Problem details: Return all entries precisely as they stand, without the images.

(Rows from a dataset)
________________________________________

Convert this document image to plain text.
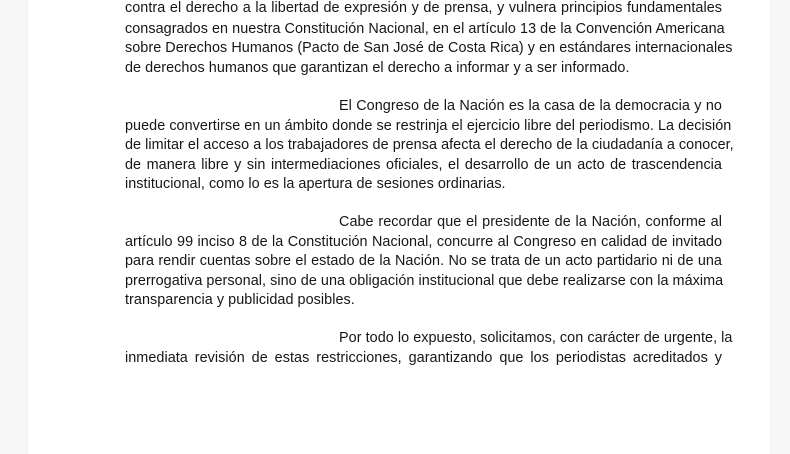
contra el derecho a la libertad de expresión y de prensa, y vulnera principios fundamentales
consagrados en nuestra Constitución Nacional, en el artículo 13 de la Convención Americana
sobre Derechos Humanos (Pacto de San José de Costa Rica) y en estándares internacionales
de derechos humanos que garantizan el derecho a informar y a ser informado.
El Congreso de la Nación es la casa de la democracia y no
puede convertirse en un ámbito donde se restrinja el ejercicio libre del periodismo. La decisión
de limitar el acceso a los trabajadores de prensa afecta el derecho de la ciudadanía a conocer,
de manera libre y sin intermediaciones oficiales, el desarrollo de un acto de trascendencia
institucional, como lo es la apertura de sesiones ordinarias.
Cabe recordar que el presidente de la Nación, conforme al
artículo 99 inciso 8 de la Constitución Nacional, concurre al Congreso en calidad de invitado
para rendir cuentas sobre el estado de la Nación. No se trata de un acto partidario ni de una
prerrogativa personal, sino de una obligación institucional que debe realizarse con la máxima
transparencia y publicidad posibles.
Por todo lo expuesto, solicitamos, con carácter de urgente, la
inmediata revisión de estas restricciones, garantizando que los periodistas acreditados y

________________________________________

Response below:
Convert this document image to plain text.
contra el derecho a la libertad de expresión y de prensa, y vulnera principios fundamentales
consagrados en nuestra Constitución Nacional, en el artículo 13 de la Convención Americana
sobre Derechos Humanos (Pacto de San José de Costa Rica) y en estándares internacionales
de derechos humanos que garantizan el derecho a informar y a ser informado.
El Congreso de la Nación es la casa de la democracia y no
puede convertirse en un ámbito donde se restrinja el ejercicio libre del periodismo. La decisión
de limitar el acceso a los trabajadores de prensa afecta el derecho de la ciudadanía a conocer,
de manera libre y sin intermediaciones oficiales, el desarrollo de un acto de trascendencia
institucional, como lo es la apertura de sesiones ordinarias.
Cabe recordar que el presidente de la Nación, conforme al
artículo 99 inciso 8 de la Constitución Nacional, concurre al Congreso en calidad de invitado
para rendir cuentas sobre el estado de la Nación. No se trata de un acto partidario ni de una
prerrogativa personal, sino de una obligación institucional que debe realizarse con la máxima
transparencia y publicidad posibles.
Por todo lo expuesto, solicitamos, con carácter de urgente, la
inmediata revisión de estas restricciones, garantizando que los periodistas acreditados y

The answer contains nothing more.